— START DATA SHOWN —

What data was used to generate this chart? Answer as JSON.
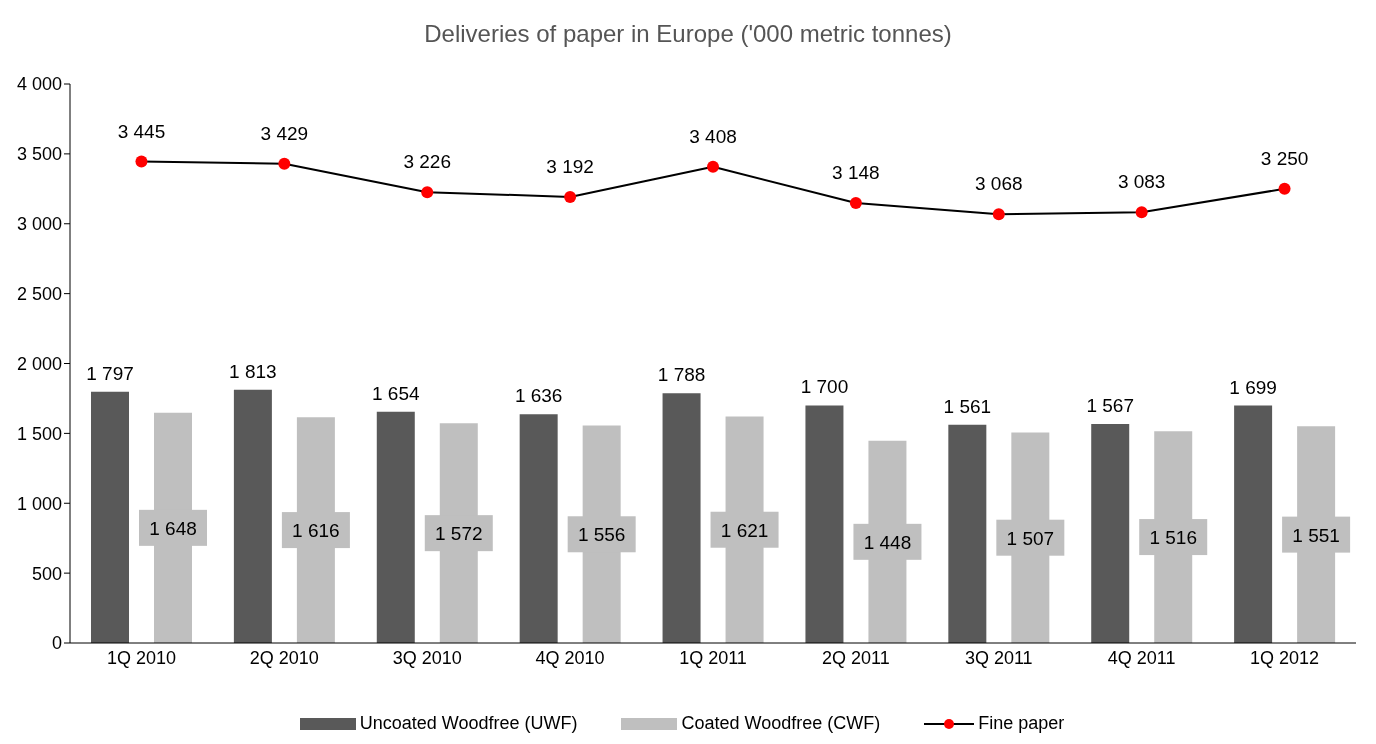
{
  "chart_data": {
    "type": "bar",
    "title": "Deliveries of paper in Europe ('000 metric tonnes)",
    "categories": [
      "1Q 2010",
      "2Q 2010",
      "3Q 2010",
      "4Q 2010",
      "1Q 2011",
      "2Q 2011",
      "3Q 2011",
      "4Q 2011",
      "1Q 2012"
    ],
    "series": [
      {
        "name": "Uncoated Woodfree (UWF)",
        "color": "#595959",
        "values": [
          1797,
          1813,
          1654,
          1636,
          1788,
          1700,
          1561,
          1567,
          1699
        ],
        "value_labels": [
          "1 797",
          "1 813",
          "1 654",
          "1 636",
          "1 788",
          "1 700",
          "1 561",
          "1 567",
          "1 699"
        ]
      },
      {
        "name": "Coated Woodfree (CWF)",
        "color": "#bfbfbf",
        "values": [
          1648,
          1616,
          1572,
          1556,
          1621,
          1448,
          1507,
          1516,
          1551
        ],
        "value_labels": [
          "1 648",
          "1 616",
          "1 572",
          "1 556",
          "1 621",
          "1 448",
          "1 507",
          "1 516",
          "1 551"
        ]
      },
      {
        "name": "Fine paper",
        "type": "line",
        "color": "#000000",
        "colors": [
          "#ff0000",
          "#ff0000",
          "#ff0000",
          "#ff0000",
          "#ff0000",
          "#ff0000",
          "#ff0000",
          "#ff0000",
          "#ff0000"
        ],
        "values": [
          3445,
          3429,
          3226,
          3192,
          3408,
          3148,
          3068,
          3083,
          3250
        ],
        "value_labels": [
          "3 445",
          "3 429",
          "3 226",
          "3 192",
          "3 408",
          "3 148",
          "3 068",
          "3 083",
          "3 250"
        ]
      }
    ],
    "ylim": [
      0,
      4000
    ],
    "yticks": [
      0,
      500,
      {
        "value": 1000,
        "label": "1 000"
      },
      {
        "value": 1500,
        "label": "1 500"
      },
      {
        "value": 2000,
        "label": "2 000"
      },
      {
        "value": 2500,
        "label": "2 500"
      },
      {
        "value": 3000,
        "label": "3 000"
      },
      {
        "value": 3500,
        "label": "3 500"
      },
      {
        "value": 4000,
        "label": "4 000"
      }
    ],
    "grid": false,
    "legend": "bottom",
    "marker": "circle"
  }
}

— END DATA SHOWN —

Among the lines of the material, find those that hold the word "Woodfree" and copy them.

◆ **SOLUTION**:
        "name": "Uncoated Woodfree (UWF)",
        "name": "Coated Woodfree (CWF)",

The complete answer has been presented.